Given problem:
Transcribe all the entries word for word, but omit the images.

[Records]
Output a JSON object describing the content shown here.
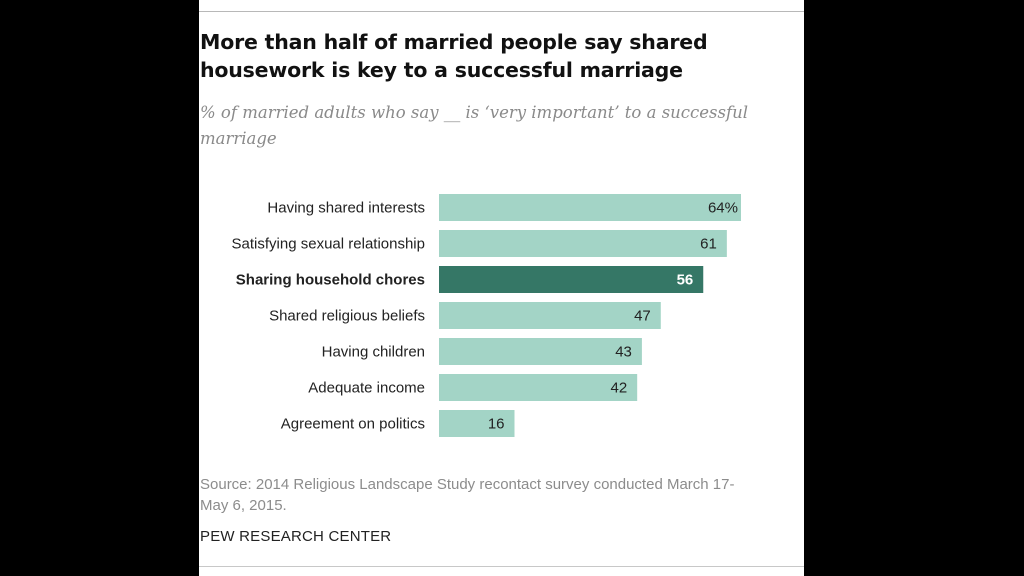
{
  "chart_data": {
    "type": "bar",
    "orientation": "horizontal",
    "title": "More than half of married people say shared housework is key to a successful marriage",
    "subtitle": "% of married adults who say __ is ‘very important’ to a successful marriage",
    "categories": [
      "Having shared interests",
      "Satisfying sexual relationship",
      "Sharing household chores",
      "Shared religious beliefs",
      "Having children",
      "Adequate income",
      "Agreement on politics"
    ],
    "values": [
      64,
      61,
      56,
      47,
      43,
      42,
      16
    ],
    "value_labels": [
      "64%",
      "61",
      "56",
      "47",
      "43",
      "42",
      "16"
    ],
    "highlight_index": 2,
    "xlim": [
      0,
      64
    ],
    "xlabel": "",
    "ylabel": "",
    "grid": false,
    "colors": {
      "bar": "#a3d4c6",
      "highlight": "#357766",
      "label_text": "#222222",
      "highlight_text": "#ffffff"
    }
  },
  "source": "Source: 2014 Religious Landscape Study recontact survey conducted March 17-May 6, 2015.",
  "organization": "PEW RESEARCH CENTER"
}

Exercise answer:
Output a JSON object describing the content shown here.
{
  "chart_data": {
    "type": "bar",
    "orientation": "horizontal",
    "title": "More than half of married people say shared housework is key to a successful marriage",
    "subtitle": "% of married adults who say __ is ‘very important’ to a successful marriage",
    "categories": [
      "Having shared interests",
      "Satisfying sexual relationship",
      "Sharing household chores",
      "Shared religious beliefs",
      "Having children",
      "Adequate income",
      "Agreement on politics"
    ],
    "values": [
      64,
      61,
      56,
      47,
      43,
      42,
      16
    ],
    "value_labels": [
      "64%",
      "61",
      "56",
      "47",
      "43",
      "42",
      "16"
    ],
    "highlight_index": 2,
    "xlim": [
      0,
      64
    ],
    "xlabel": "",
    "ylabel": "",
    "grid": false,
    "colors": {
      "bar": "#a3d4c6",
      "highlight": "#357766",
      "label_text": "#222222",
      "highlight_text": "#ffffff"
    }
  },
  "source": "Source: 2014 Religious Landscape Study recontact survey conducted March 17-May 6, 2015.",
  "organization": "PEW RESEARCH CENTER"
}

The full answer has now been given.